### [Your goal]
Identify and pull out each line of the entries in which "have" occurs.

### [Material shown]
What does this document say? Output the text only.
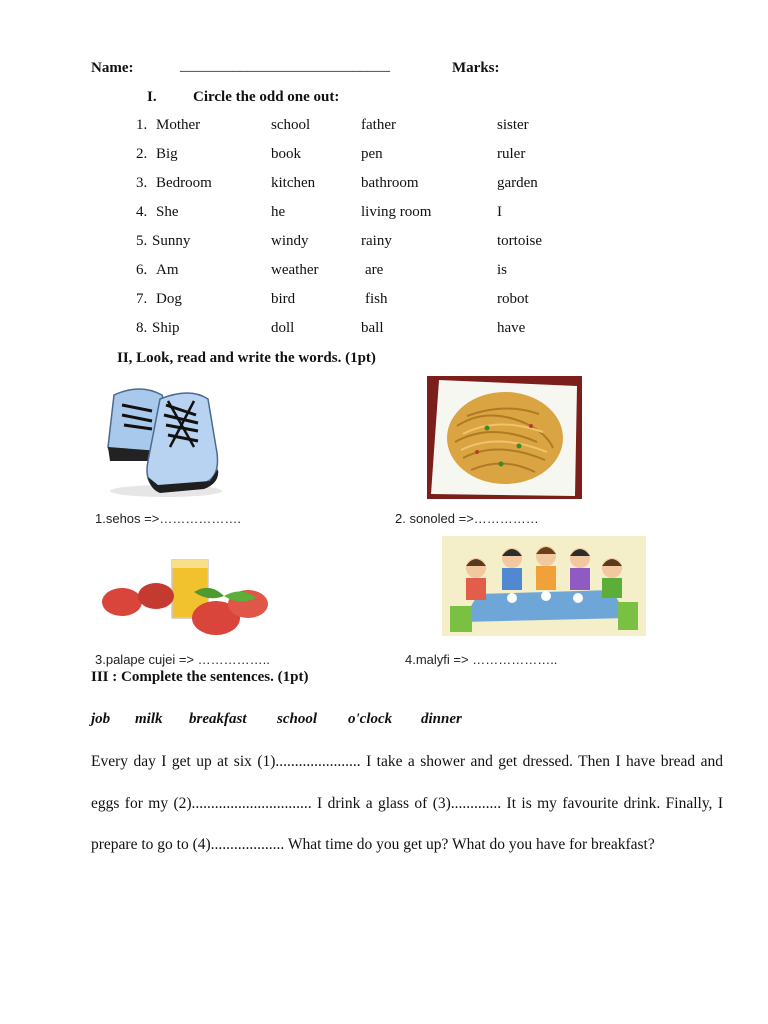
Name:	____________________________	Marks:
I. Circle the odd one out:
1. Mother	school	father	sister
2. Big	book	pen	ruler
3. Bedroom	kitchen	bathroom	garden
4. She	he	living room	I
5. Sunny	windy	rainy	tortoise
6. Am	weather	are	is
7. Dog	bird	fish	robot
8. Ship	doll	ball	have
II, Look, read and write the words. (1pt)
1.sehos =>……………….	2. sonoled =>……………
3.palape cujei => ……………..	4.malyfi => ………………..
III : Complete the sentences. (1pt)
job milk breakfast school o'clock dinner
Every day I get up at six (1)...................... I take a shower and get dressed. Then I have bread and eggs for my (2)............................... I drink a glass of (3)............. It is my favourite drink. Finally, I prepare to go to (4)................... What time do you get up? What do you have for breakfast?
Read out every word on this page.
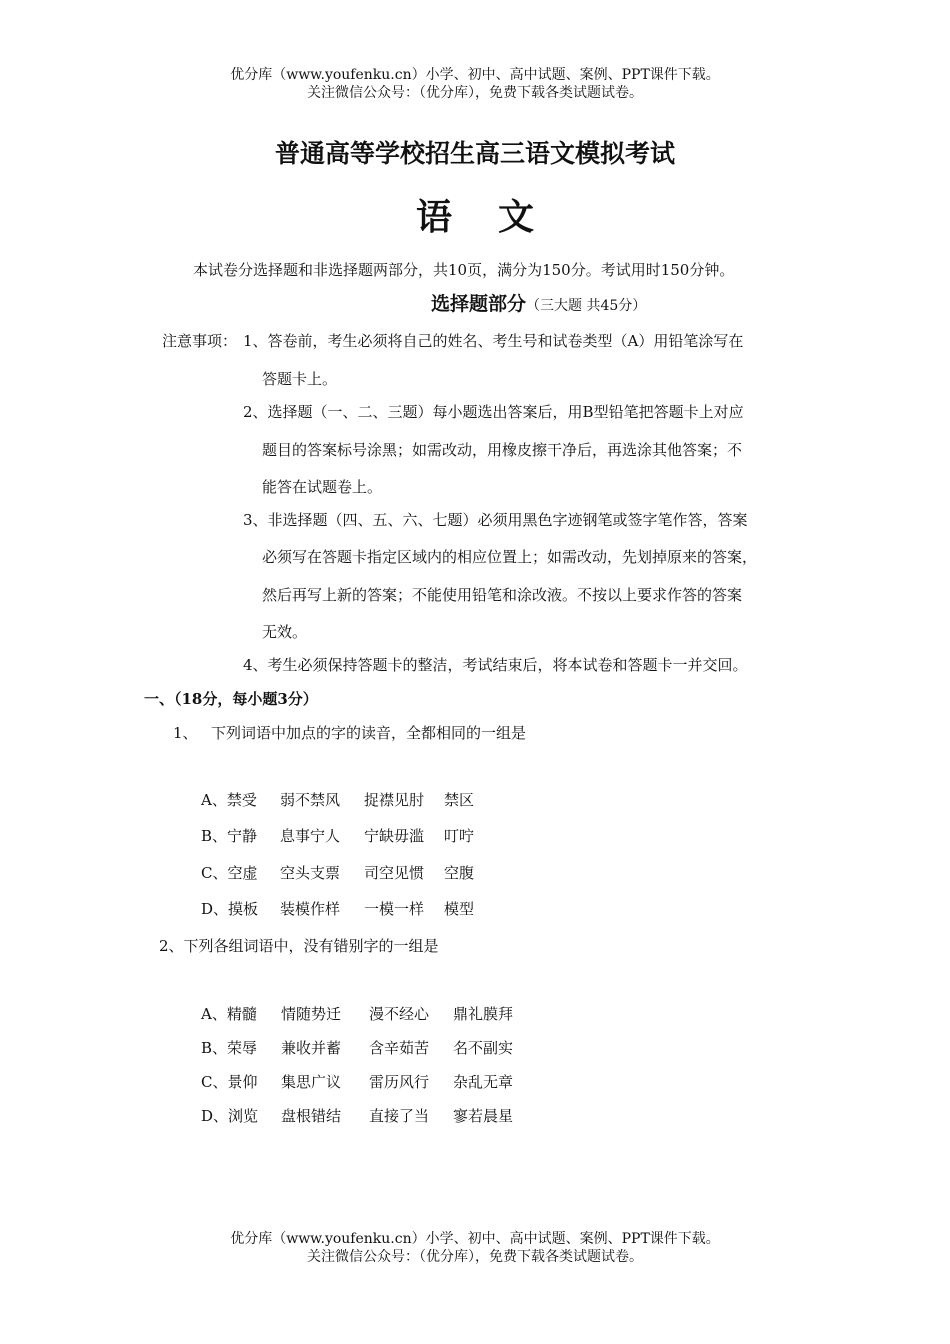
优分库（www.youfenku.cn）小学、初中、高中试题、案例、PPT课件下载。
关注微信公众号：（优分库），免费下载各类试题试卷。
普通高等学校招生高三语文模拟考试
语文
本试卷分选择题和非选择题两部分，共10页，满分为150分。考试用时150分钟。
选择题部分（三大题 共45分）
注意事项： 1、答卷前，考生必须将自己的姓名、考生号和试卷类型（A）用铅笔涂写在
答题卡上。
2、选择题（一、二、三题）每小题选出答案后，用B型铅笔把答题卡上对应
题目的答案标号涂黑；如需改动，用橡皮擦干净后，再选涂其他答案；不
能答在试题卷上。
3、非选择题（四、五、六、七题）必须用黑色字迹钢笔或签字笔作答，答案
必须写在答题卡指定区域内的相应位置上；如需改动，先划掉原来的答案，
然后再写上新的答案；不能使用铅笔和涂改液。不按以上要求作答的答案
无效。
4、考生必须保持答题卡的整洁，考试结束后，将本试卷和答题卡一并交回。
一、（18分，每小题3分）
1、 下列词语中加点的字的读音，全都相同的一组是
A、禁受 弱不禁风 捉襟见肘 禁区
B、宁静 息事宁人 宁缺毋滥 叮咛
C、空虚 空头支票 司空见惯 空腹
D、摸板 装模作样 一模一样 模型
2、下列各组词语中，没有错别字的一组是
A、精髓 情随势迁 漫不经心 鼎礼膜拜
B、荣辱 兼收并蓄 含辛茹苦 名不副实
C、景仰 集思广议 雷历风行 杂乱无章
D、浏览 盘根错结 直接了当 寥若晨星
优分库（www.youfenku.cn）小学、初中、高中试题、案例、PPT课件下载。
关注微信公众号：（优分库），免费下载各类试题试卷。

### [Written solution]
8. Ship	doll	ball	have
Every day I get up at six (1)...................... I take a shower and get dressed. Then I have bread and eggs for my (2)............................... I drink a glass of (3)............. It is my favourite drink. Finally, I prepare to go to (4)................... What time do you get up? What do you have for breakfast?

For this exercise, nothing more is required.